◆ WORK TO COMPLETE ◆
From the entries below, report how many lines contain the string "artist". Give only that number.

◆ SOURCE MATERIAL ◆
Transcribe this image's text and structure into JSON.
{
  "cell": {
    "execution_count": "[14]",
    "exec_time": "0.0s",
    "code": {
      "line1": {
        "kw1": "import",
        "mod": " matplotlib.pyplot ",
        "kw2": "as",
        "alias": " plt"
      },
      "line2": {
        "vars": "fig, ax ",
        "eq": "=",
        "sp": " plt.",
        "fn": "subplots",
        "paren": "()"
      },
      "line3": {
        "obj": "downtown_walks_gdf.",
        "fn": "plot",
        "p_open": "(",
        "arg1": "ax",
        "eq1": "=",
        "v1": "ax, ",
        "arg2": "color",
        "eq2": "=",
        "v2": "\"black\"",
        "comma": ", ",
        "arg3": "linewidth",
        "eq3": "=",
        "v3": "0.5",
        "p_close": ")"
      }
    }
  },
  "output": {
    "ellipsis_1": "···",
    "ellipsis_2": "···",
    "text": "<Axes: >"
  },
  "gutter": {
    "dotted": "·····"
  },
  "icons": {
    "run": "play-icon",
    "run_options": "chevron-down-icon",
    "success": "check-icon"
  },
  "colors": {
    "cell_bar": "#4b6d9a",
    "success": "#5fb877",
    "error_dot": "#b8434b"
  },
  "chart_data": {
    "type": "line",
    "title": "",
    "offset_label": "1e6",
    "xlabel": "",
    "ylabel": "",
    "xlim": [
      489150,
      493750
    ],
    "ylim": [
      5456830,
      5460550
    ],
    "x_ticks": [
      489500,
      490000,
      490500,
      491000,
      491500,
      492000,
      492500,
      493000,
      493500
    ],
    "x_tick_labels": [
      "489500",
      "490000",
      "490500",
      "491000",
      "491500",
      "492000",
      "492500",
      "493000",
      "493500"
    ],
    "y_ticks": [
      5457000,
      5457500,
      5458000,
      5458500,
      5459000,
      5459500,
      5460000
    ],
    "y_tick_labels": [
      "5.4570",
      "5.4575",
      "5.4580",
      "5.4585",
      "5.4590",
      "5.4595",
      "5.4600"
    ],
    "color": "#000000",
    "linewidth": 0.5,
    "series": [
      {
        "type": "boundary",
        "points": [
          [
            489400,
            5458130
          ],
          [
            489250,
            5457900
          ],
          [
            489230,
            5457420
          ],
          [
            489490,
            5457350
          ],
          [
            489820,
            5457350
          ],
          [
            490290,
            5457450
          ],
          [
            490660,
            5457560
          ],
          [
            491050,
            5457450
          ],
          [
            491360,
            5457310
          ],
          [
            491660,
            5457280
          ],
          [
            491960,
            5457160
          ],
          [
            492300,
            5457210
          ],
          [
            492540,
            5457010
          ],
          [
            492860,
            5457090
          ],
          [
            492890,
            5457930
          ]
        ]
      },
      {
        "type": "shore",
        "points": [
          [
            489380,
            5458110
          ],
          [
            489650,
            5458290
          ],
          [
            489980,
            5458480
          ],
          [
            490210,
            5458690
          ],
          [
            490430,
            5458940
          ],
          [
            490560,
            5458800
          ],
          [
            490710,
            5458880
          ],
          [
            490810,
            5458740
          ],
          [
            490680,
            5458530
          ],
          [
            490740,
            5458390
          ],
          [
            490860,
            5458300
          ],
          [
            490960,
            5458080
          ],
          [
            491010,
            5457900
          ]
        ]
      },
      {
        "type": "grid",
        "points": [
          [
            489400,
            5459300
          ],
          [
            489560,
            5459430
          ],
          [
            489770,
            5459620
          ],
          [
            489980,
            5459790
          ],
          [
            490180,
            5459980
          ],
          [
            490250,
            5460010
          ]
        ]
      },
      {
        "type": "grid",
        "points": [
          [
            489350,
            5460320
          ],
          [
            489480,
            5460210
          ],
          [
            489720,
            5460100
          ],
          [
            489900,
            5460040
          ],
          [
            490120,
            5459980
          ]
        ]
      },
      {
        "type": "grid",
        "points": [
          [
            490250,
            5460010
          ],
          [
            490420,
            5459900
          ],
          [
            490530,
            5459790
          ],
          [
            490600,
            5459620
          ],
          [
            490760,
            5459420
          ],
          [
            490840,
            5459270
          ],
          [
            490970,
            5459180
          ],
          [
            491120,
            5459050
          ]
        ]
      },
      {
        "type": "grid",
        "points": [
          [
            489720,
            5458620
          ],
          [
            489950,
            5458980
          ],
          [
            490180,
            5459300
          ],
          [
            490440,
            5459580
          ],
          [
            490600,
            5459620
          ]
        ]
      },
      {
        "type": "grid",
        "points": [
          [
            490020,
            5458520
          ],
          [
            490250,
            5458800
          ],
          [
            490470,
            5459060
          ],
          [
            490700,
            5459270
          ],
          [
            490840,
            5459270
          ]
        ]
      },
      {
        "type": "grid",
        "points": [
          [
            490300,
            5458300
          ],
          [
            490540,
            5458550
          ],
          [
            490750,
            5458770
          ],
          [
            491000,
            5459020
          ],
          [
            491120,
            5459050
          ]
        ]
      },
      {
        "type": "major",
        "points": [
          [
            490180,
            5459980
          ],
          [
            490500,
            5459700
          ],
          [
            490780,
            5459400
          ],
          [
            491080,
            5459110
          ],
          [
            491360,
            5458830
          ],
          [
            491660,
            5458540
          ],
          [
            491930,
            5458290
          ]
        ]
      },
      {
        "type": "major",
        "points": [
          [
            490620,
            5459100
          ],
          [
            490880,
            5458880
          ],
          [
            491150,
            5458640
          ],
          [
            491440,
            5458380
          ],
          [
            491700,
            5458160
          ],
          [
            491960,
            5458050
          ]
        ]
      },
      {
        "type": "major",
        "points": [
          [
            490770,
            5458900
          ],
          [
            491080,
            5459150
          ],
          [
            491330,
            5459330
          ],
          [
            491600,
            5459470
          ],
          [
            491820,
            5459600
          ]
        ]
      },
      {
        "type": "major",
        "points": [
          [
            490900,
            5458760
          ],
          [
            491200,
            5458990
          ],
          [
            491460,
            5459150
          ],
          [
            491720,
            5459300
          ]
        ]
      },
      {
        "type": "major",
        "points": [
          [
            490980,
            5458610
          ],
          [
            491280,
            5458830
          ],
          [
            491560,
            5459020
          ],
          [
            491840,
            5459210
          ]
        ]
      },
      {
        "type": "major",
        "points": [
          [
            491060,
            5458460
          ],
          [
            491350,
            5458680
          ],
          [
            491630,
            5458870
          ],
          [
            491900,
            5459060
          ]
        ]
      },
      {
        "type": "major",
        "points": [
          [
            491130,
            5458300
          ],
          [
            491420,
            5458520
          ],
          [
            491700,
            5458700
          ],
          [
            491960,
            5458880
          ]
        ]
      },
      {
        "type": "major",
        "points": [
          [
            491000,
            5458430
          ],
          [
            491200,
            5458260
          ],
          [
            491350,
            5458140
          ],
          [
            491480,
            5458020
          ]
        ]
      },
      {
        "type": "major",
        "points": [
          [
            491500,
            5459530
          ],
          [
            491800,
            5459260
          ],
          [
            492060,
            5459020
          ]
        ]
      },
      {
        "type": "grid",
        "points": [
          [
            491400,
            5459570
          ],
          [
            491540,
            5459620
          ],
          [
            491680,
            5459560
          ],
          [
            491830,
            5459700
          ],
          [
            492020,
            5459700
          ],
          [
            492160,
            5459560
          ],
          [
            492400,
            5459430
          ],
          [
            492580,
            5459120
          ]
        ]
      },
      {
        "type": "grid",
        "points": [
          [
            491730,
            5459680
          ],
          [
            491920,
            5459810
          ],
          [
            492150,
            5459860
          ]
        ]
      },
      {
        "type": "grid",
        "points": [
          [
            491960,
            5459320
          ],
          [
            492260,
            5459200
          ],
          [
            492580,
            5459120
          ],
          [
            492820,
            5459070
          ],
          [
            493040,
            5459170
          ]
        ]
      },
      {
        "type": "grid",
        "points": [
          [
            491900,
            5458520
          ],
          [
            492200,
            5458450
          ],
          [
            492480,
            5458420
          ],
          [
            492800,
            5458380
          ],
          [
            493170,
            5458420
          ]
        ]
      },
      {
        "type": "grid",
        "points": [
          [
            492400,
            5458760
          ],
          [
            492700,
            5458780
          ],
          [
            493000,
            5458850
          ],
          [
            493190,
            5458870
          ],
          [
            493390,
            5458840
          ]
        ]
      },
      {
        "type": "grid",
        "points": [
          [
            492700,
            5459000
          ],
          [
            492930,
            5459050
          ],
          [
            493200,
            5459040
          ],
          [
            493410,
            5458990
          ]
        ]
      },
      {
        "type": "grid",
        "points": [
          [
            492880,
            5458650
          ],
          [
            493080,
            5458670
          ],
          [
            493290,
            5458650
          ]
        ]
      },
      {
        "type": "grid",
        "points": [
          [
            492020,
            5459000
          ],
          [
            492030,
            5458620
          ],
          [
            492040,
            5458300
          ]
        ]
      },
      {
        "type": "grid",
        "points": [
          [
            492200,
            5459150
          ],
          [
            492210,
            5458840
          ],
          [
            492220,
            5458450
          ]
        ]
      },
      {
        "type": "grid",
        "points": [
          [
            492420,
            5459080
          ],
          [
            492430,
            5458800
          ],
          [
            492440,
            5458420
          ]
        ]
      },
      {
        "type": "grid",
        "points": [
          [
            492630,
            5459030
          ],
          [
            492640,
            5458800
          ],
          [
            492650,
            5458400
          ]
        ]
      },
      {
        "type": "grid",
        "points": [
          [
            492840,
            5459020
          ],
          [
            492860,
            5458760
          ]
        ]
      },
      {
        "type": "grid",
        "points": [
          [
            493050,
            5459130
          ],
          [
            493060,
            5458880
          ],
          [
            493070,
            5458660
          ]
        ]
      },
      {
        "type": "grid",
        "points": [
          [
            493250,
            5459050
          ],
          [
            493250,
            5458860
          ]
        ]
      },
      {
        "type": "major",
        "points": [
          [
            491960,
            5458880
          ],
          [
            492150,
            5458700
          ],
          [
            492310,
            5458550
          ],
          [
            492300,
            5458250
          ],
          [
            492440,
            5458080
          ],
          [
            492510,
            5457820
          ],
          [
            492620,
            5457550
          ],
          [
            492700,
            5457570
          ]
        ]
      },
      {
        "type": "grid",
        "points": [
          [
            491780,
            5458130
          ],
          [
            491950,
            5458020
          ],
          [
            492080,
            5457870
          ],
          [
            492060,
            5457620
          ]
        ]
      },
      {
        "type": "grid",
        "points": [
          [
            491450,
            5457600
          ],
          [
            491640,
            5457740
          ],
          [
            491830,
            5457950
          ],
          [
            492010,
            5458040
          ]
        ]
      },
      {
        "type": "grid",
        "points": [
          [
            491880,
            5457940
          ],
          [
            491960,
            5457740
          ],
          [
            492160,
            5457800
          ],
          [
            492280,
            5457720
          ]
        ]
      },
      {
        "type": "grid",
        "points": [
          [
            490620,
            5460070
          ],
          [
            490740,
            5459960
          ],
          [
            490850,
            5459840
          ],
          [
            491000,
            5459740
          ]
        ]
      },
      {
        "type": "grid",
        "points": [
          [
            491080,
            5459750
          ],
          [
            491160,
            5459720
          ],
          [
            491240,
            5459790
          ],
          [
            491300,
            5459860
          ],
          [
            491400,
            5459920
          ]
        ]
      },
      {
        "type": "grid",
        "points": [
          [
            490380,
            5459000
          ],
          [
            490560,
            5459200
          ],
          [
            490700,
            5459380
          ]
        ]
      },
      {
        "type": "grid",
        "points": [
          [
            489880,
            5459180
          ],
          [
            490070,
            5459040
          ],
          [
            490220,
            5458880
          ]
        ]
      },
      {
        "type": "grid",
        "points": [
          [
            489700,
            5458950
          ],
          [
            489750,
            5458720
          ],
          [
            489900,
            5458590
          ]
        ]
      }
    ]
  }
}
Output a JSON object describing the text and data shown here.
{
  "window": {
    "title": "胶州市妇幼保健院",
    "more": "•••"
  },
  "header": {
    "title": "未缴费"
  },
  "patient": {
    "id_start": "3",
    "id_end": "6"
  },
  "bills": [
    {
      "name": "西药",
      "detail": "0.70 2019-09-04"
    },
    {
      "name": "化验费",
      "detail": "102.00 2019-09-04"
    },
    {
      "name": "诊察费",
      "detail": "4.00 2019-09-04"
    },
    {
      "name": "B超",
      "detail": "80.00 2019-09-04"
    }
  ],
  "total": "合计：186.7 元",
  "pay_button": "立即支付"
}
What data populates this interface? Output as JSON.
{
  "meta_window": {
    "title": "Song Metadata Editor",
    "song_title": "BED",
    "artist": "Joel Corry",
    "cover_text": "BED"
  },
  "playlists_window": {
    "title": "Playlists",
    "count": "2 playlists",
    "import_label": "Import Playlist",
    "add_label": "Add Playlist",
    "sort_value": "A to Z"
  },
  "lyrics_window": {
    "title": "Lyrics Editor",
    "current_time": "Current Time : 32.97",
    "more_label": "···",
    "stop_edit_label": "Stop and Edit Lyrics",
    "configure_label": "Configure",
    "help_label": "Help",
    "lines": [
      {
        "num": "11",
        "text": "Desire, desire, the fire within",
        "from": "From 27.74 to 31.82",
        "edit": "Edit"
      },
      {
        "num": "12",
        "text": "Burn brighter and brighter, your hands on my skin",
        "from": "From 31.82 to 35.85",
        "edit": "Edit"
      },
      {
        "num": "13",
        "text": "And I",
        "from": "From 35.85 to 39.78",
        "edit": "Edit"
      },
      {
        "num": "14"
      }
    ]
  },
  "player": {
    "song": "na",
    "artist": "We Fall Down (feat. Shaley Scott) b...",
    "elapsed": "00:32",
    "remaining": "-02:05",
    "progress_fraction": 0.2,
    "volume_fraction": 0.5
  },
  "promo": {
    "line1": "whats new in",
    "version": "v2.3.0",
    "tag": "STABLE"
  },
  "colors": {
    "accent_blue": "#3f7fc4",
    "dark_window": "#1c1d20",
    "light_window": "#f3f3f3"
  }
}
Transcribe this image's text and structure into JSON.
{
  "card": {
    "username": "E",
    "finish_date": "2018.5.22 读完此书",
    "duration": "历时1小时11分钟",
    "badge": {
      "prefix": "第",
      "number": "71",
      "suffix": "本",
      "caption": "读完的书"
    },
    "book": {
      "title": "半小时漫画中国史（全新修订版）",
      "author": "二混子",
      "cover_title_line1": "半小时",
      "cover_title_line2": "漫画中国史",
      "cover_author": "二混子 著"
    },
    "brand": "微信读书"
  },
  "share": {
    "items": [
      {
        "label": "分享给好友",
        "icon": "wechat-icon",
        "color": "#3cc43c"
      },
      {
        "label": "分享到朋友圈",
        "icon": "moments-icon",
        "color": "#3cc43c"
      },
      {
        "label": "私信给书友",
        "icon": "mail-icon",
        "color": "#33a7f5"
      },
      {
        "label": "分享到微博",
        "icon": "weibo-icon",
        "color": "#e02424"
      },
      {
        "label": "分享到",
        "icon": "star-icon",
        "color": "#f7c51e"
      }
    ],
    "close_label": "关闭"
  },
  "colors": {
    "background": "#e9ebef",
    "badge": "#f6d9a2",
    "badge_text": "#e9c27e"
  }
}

◆ ANSWER TO THIS EXERCISE ◆
2